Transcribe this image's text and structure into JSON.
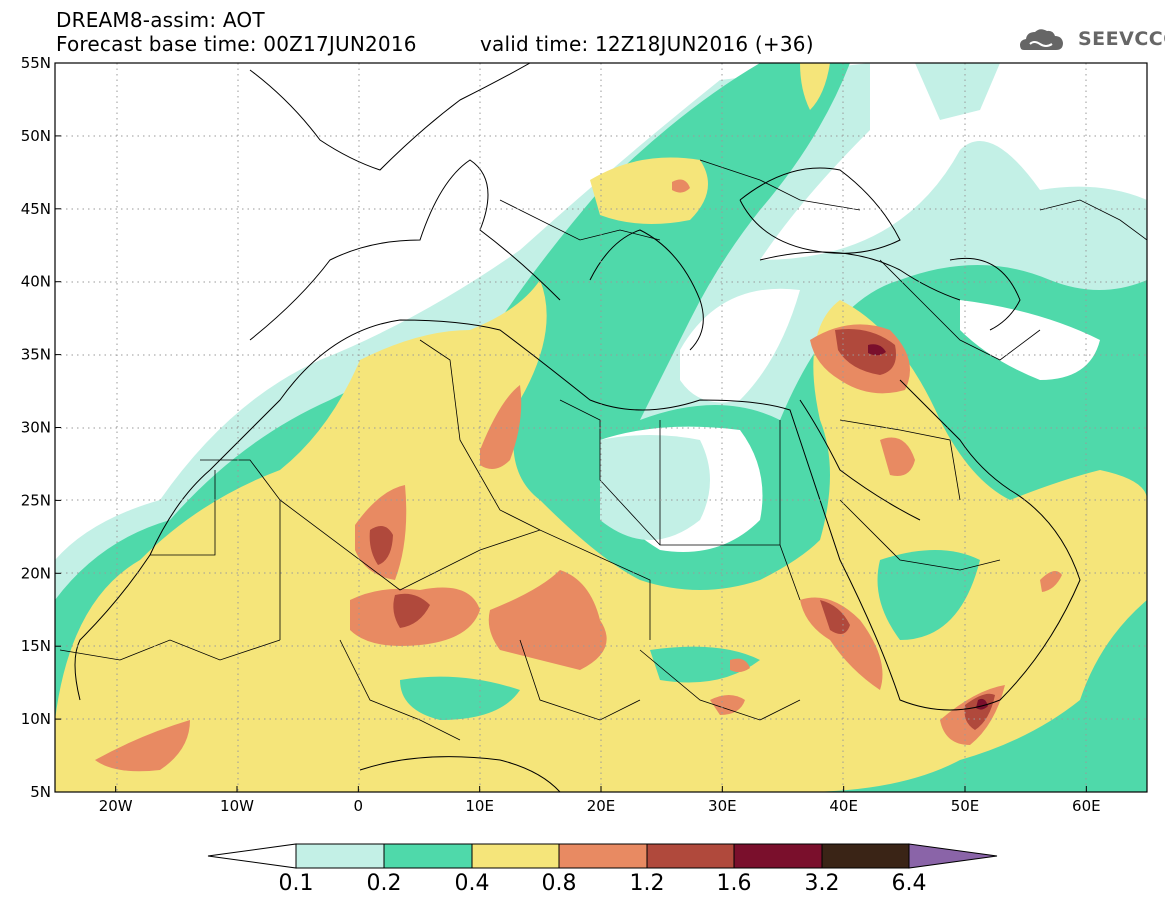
{
  "header": {
    "line1": "DREAM8-assim: AOT",
    "line2": "Forecast base time: 00Z17JUN2016",
    "line3": "valid time: 12Z18JUN2016 (+36)"
  },
  "logo": {
    "text": "SEEVCCC",
    "icon": "cloud-icon"
  },
  "map": {
    "lon_ticks": [
      "20W",
      "10W",
      "0",
      "10E",
      "20E",
      "30E",
      "40E",
      "50E",
      "60E"
    ],
    "lat_ticks": [
      "55N",
      "50N",
      "45N",
      "40N",
      "35N",
      "30N",
      "25N",
      "20N",
      "15N",
      "10N",
      "5N"
    ],
    "lon_range": [
      -25,
      65
    ],
    "lat_range": [
      5,
      55
    ],
    "grid": "dotted"
  },
  "colorbar": {
    "labels": [
      "0.1",
      "0.2",
      "0.4",
      "0.8",
      "1.2",
      "1.6",
      "3.2",
      "6.4"
    ],
    "colors": [
      "#ffffff",
      "#c3f0e6",
      "#4fd9aa",
      "#f5e57a",
      "#e88a62",
      "#b0493c",
      "#7a0f2c",
      "#3a2416",
      "#8a64a8"
    ]
  },
  "chart_data": {
    "type": "heatmap",
    "title": "DREAM8-assim: AOT",
    "xlim": [
      -25,
      65
    ],
    "ylim": [
      5,
      55
    ],
    "levels": [
      0.1,
      0.2,
      0.4,
      0.8,
      1.2,
      1.6,
      3.2,
      6.4
    ]
  }
}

◆ WHAT YOU WILL DO: Return all the entries word for word, but omit any pictures they contain.

◆ THE COMPLETED TASK:
Transcribe this image's text and structure into JSON.
{
  "header": {
    "line1": "DREAM8-assim: AOT",
    "line2": "Forecast base time: 00Z17JUN2016",
    "line3": "valid time: 12Z18JUN2016 (+36)"
  },
  "logo": {
    "text": "SEEVCCC",
    "icon": "cloud-icon"
  },
  "map": {
    "lon_ticks": [
      "20W",
      "10W",
      "0",
      "10E",
      "20E",
      "30E",
      "40E",
      "50E",
      "60E"
    ],
    "lat_ticks": [
      "55N",
      "50N",
      "45N",
      "40N",
      "35N",
      "30N",
      "25N",
      "20N",
      "15N",
      "10N",
      "5N"
    ],
    "lon_range": [
      -25,
      65
    ],
    "lat_range": [
      5,
      55
    ],
    "grid": "dotted"
  },
  "colorbar": {
    "labels": [
      "0.1",
      "0.2",
      "0.4",
      "0.8",
      "1.2",
      "1.6",
      "3.2",
      "6.4"
    ],
    "colors": [
      "#ffffff",
      "#c3f0e6",
      "#4fd9aa",
      "#f5e57a",
      "#e88a62",
      "#b0493c",
      "#7a0f2c",
      "#3a2416",
      "#8a64a8"
    ]
  },
  "chart_data": {
    "type": "heatmap",
    "title": "DREAM8-assim: AOT",
    "xlim": [
      -25,
      65
    ],
    "ylim": [
      5,
      55
    ],
    "levels": [
      0.1,
      0.2,
      0.4,
      0.8,
      1.2,
      1.6,
      3.2,
      6.4
    ]
  }
}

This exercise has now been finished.